— START OF Records shown —

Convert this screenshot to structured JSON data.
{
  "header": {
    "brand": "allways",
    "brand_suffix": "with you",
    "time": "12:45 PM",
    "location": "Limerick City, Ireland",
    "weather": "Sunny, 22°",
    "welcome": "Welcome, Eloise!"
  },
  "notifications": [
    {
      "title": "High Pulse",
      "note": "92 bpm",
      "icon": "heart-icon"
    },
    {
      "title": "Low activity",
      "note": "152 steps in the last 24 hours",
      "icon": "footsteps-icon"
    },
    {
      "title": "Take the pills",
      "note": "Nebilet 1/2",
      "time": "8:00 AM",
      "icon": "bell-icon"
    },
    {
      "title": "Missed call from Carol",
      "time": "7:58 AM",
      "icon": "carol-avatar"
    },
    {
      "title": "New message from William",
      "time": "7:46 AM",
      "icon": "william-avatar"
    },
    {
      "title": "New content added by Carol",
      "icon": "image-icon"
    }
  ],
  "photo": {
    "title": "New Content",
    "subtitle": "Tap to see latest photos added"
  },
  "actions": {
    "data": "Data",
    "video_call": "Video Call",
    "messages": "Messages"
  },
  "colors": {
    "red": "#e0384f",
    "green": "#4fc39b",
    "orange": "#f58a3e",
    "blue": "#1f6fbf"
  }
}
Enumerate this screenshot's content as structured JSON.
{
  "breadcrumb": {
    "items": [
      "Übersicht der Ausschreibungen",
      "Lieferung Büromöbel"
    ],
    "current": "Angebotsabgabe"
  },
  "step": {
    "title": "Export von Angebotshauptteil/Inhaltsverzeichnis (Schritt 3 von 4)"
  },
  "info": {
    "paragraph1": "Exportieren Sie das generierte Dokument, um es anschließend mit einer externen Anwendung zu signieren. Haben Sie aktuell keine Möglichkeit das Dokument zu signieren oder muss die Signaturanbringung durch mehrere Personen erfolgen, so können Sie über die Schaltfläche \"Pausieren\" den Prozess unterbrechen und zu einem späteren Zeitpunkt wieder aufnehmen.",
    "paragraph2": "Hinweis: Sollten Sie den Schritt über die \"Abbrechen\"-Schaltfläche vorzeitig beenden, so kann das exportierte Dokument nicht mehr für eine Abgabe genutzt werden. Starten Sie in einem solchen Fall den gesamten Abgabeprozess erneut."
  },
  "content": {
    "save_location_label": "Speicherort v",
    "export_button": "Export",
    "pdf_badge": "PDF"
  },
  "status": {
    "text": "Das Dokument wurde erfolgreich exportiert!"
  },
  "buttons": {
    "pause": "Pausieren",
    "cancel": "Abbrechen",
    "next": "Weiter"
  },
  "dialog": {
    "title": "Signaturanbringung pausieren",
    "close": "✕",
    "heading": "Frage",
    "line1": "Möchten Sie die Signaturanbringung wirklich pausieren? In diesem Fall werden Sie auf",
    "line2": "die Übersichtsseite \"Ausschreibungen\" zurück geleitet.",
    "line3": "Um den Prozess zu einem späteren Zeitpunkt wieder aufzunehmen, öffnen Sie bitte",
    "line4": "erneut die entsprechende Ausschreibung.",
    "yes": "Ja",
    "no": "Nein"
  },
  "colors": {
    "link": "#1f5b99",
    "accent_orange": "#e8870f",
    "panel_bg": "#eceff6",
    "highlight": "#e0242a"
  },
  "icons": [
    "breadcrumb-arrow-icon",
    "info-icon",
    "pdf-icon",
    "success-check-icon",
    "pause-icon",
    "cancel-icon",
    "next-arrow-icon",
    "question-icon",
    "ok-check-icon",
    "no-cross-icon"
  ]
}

— END OF Records shown —

Reproduce the material above exactly; please quote every line of it.

▶ _Result of the task_
Convert this screenshot to structured JSON data.
{
  "header": {
    "brand": "allways",
    "brand_suffix": "with you",
    "time": "12:45 PM",
    "location": "Limerick City, Ireland",
    "weather": "Sunny, 22°",
    "welcome": "Welcome, Eloise!"
  },
  "notifications": [
    {
      "title": "High Pulse",
      "note": "92 bpm",
      "icon": "heart-icon"
    },
    {
      "title": "Low activity",
      "note": "152 steps in the last 24 hours",
      "icon": "footsteps-icon"
    },
    {
      "title": "Take the pills",
      "note": "Nebilet 1/2",
      "time": "8:00 AM",
      "icon": "bell-icon"
    },
    {
      "title": "Missed call from Carol",
      "time": "7:58 AM",
      "icon": "carol-avatar"
    },
    {
      "title": "New message from William",
      "time": "7:46 AM",
      "icon": "william-avatar"
    },
    {
      "title": "New content added by Carol",
      "icon": "image-icon"
    }
  ],
  "photo": {
    "title": "New Content",
    "subtitle": "Tap to see latest photos added"
  },
  "actions": {
    "data": "Data",
    "video_call": "Video Call",
    "messages": "Messages"
  },
  "colors": {
    "red": "#e0384f",
    "green": "#4fc39b",
    "orange": "#f58a3e",
    "blue": "#1f6fbf"
  }
}
Enumerate this screenshot's content as structured JSON.
{
  "breadcrumb": {
    "items": [
      "Übersicht der Ausschreibungen",
      "Lieferung Büromöbel"
    ],
    "current": "Angebotsabgabe"
  },
  "step": {
    "title": "Export von Angebotshauptteil/Inhaltsverzeichnis (Schritt 3 von 4)"
  },
  "info": {
    "paragraph1": "Exportieren Sie das generierte Dokument, um es anschließend mit einer externen Anwendung zu signieren. Haben Sie aktuell keine Möglichkeit das Dokument zu signieren oder muss die Signaturanbringung durch mehrere Personen erfolgen, so können Sie über die Schaltfläche \"Pausieren\" den Prozess unterbrechen und zu einem späteren Zeitpunkt wieder aufnehmen.",
    "paragraph2": "Hinweis: Sollten Sie den Schritt über die \"Abbrechen\"-Schaltfläche vorzeitig beenden, so kann das exportierte Dokument nicht mehr für eine Abgabe genutzt werden. Starten Sie in einem solchen Fall den gesamten Abgabeprozess erneut."
  },
  "content": {
    "save_location_label": "Speicherort v",
    "export_button": "Export",
    "pdf_badge": "PDF"
  },
  "status": {
    "text": "Das Dokument wurde erfolgreich exportiert!"
  },
  "buttons": {
    "pause": "Pausieren",
    "cancel": "Abbrechen",
    "next": "Weiter"
  },
  "dialog": {
    "title": "Signaturanbringung pausieren",
    "close": "✕",
    "heading": "Frage",
    "line1": "Möchten Sie die Signaturanbringung wirklich pausieren? In diesem Fall werden Sie auf",
    "line2": "die Übersichtsseite \"Ausschreibungen\" zurück geleitet.",
    "line3": "Um den Prozess zu einem späteren Zeitpunkt wieder aufzunehmen, öffnen Sie bitte",
    "line4": "erneut die entsprechende Ausschreibung.",
    "yes": "Ja",
    "no": "Nein"
  },
  "colors": {
    "link": "#1f5b99",
    "accent_orange": "#e8870f",
    "panel_bg": "#eceff6",
    "highlight": "#e0242a"
  },
  "icons": [
    "breadcrumb-arrow-icon",
    "info-icon",
    "pdf-icon",
    "success-check-icon",
    "pause-icon",
    "cancel-icon",
    "next-arrow-icon",
    "question-icon",
    "ok-check-icon",
    "no-cross-icon"
  ]
}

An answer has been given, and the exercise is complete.